## start Record excerpts

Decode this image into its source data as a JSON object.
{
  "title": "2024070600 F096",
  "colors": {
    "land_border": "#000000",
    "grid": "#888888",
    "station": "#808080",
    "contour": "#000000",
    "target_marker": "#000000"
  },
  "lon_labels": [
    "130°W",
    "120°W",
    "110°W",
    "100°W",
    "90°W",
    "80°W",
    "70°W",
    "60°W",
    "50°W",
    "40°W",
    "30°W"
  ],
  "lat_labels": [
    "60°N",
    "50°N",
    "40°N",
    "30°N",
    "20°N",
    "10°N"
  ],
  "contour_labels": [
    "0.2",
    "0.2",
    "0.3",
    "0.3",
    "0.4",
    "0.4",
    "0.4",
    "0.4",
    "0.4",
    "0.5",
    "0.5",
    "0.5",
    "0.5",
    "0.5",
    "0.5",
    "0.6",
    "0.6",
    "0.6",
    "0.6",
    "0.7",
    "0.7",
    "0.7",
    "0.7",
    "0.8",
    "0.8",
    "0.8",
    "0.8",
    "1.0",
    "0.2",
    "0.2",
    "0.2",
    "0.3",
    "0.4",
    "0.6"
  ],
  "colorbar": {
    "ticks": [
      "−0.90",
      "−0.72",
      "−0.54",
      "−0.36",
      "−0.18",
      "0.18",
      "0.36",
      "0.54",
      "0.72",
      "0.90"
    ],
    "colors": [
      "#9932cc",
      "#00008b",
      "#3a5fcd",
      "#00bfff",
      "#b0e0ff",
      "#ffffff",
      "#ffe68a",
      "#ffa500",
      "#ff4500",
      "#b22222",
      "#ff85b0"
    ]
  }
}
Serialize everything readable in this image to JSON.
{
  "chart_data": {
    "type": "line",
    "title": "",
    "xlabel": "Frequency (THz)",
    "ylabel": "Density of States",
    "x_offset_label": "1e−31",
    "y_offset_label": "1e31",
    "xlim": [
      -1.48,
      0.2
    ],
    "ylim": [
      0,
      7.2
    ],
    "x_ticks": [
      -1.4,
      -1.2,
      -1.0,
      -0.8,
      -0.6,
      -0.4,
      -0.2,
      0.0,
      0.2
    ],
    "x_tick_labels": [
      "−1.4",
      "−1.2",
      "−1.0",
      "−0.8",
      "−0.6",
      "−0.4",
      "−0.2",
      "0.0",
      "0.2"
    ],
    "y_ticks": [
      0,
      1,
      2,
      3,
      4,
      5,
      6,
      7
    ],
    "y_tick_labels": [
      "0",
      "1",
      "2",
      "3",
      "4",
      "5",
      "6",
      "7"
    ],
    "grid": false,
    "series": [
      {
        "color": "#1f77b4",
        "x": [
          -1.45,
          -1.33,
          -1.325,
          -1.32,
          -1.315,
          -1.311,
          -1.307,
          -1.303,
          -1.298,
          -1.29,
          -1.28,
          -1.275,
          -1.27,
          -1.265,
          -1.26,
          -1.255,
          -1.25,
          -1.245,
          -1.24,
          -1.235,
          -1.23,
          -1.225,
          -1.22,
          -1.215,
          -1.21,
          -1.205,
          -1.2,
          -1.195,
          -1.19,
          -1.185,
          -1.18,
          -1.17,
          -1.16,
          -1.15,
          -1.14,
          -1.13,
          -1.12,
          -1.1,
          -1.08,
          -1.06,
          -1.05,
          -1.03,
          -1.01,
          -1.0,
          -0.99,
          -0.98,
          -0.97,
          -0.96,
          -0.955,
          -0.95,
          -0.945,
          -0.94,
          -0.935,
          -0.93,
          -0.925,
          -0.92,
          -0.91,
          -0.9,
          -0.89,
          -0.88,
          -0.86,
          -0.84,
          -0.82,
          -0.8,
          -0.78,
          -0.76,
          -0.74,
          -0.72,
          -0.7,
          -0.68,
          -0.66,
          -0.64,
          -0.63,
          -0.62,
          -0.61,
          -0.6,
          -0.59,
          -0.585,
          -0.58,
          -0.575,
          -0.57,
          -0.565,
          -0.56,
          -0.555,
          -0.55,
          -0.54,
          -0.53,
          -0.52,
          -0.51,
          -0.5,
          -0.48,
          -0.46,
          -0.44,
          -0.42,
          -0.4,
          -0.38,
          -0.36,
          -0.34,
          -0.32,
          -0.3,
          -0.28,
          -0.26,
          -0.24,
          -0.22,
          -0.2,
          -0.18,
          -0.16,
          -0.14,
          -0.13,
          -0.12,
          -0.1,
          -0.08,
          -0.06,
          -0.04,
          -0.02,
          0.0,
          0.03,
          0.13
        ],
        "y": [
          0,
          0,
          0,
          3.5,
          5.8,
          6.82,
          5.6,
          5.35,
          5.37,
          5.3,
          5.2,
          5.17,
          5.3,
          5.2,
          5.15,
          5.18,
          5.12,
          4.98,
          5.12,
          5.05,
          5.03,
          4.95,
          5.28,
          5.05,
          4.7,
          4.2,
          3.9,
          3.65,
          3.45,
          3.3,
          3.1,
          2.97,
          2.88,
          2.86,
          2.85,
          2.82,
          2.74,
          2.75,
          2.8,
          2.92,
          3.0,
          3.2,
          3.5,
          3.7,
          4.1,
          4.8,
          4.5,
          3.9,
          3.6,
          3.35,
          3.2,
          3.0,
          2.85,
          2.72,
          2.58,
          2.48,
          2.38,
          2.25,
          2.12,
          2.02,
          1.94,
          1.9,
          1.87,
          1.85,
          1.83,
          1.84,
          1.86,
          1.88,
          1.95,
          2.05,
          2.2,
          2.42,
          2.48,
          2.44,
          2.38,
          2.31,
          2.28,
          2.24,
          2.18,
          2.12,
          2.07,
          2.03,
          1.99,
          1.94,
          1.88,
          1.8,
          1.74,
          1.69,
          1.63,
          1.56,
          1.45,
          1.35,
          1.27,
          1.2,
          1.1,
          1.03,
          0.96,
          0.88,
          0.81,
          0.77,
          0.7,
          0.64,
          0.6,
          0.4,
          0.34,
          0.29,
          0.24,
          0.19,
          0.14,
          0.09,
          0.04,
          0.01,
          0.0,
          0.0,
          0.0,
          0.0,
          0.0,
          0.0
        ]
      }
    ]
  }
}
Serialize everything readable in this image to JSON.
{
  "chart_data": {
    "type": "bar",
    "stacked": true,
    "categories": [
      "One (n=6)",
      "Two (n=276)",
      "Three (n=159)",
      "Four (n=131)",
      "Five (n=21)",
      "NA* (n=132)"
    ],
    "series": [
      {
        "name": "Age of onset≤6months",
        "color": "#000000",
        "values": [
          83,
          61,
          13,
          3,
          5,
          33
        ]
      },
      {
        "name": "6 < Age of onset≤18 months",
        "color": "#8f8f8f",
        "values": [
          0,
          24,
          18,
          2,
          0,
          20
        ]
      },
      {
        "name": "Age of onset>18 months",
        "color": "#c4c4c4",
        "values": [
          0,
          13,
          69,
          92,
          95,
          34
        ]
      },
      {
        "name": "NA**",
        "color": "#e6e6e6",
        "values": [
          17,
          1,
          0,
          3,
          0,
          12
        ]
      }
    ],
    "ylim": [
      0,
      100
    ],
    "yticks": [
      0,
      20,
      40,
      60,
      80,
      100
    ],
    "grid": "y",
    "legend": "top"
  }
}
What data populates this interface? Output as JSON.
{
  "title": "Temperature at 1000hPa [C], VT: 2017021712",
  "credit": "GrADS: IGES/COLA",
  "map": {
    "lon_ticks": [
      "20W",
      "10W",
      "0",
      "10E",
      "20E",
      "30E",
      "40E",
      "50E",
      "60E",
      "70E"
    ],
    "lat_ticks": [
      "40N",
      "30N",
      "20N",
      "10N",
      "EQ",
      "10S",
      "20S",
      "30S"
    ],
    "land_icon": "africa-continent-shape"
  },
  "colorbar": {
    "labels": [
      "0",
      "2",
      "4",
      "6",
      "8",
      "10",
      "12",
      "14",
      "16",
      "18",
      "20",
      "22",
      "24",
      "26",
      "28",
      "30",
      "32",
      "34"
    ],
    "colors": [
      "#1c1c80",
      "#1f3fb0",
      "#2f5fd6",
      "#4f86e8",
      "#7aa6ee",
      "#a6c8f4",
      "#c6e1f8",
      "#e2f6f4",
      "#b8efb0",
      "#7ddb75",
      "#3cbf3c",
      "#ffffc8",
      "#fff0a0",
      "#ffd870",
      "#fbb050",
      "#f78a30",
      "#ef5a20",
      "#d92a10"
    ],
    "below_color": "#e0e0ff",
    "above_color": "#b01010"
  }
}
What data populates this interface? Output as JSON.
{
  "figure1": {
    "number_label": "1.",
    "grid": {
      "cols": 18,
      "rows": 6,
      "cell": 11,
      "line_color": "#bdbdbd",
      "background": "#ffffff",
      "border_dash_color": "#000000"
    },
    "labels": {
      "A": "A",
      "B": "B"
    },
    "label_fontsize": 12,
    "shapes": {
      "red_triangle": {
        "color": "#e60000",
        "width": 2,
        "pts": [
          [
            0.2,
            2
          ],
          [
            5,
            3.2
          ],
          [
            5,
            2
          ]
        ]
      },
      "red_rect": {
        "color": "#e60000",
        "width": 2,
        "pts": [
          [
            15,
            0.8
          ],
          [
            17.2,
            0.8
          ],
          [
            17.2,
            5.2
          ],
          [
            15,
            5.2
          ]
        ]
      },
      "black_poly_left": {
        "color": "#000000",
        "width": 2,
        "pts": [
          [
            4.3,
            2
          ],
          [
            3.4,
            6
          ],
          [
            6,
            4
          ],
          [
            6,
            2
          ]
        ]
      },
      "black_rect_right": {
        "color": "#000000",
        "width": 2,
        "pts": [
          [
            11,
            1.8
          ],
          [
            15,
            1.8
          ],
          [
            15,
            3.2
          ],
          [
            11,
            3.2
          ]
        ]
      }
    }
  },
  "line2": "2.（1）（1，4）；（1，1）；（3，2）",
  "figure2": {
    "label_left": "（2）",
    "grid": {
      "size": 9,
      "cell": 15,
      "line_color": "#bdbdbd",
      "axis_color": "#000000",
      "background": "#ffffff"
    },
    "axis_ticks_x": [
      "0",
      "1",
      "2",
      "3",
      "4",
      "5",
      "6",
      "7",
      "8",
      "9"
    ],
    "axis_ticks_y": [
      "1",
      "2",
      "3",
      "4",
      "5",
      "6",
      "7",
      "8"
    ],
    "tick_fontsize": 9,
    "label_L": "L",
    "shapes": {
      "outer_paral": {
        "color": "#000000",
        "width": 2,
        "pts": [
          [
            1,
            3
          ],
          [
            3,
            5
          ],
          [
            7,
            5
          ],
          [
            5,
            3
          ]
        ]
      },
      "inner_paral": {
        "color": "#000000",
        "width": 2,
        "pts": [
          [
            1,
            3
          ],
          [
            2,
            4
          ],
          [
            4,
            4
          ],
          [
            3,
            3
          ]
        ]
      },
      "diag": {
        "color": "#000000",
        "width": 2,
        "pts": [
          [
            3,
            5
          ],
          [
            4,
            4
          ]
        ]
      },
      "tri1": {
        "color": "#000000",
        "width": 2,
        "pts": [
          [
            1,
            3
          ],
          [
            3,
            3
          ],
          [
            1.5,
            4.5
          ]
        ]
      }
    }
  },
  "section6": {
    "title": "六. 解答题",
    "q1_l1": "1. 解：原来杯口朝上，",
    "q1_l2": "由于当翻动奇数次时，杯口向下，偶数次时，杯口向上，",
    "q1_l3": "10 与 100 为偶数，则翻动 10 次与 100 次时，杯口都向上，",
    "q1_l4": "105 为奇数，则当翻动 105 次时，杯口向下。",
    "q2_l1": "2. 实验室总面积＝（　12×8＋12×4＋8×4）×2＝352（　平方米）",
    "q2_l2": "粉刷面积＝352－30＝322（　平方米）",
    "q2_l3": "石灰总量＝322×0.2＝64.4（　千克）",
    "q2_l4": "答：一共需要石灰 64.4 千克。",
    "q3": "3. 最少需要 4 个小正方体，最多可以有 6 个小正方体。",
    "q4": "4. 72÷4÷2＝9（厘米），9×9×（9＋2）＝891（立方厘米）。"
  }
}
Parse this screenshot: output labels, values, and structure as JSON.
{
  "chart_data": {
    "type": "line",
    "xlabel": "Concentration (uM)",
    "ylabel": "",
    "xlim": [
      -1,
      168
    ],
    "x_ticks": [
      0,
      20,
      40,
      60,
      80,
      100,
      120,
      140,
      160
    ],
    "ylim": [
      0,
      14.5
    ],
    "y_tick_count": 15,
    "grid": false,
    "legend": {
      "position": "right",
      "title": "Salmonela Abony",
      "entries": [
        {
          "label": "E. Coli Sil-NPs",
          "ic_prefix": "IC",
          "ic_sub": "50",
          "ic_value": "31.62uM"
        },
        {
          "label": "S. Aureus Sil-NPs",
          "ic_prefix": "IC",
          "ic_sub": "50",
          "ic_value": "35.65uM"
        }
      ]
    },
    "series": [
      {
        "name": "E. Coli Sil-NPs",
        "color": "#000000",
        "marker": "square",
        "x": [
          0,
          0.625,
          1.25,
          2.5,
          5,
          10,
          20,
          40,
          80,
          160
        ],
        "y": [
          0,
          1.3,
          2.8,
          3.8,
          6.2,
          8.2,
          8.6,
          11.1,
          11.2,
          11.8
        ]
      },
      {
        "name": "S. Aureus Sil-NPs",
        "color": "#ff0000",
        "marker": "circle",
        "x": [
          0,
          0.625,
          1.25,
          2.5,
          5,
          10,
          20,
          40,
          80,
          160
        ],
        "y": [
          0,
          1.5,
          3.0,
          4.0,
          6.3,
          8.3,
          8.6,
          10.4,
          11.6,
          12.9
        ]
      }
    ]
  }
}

## end Record excerpts

> [Direction]:
Reproduce exactly, with nothing added, the lines from the one that contains "Parse this screenshot: output" to the end of the data.

> [Finished task]:
Parse this screenshot: output labels, values, and structure as JSON.
{
  "chart_data": {
    "type": "line",
    "xlabel": "Concentration (uM)",
    "ylabel": "",
    "xlim": [
      -1,
      168
    ],
    "x_ticks": [
      0,
      20,
      40,
      60,
      80,
      100,
      120,
      140,
      160
    ],
    "ylim": [
      0,
      14.5
    ],
    "y_tick_count": 15,
    "grid": false,
    "legend": {
      "position": "right",
      "title": "Salmonela Abony",
      "entries": [
        {
          "label": "E. Coli Sil-NPs",
          "ic_prefix": "IC",
          "ic_sub": "50",
          "ic_value": "31.62uM"
        },
        {
          "label": "S. Aureus Sil-NPs",
          "ic_prefix": "IC",
          "ic_sub": "50",
          "ic_value": "35.65uM"
        }
      ]
    },
    "series": [
      {
        "name": "E. Coli Sil-NPs",
        "color": "#000000",
        "marker": "square",
        "x": [
          0,
          0.625,
          1.25,
          2.5,
          5,
          10,
          20,
          40,
          80,
          160
        ],
        "y": [
          0,
          1.3,
          2.8,
          3.8,
          6.2,
          8.2,
          8.6,
          11.1,
          11.2,
          11.8
        ]
      },
      {
        "name": "S. Aureus Sil-NPs",
        "color": "#ff0000",
        "marker": "circle",
        "x": [
          0,
          0.625,
          1.25,
          2.5,
          5,
          10,
          20,
          40,
          80,
          160
        ],
        "y": [
          0,
          1.5,
          3.0,
          4.0,
          6.3,
          8.3,
          8.6,
          10.4,
          11.6,
          12.9
        ]
      }
    ]
  }
}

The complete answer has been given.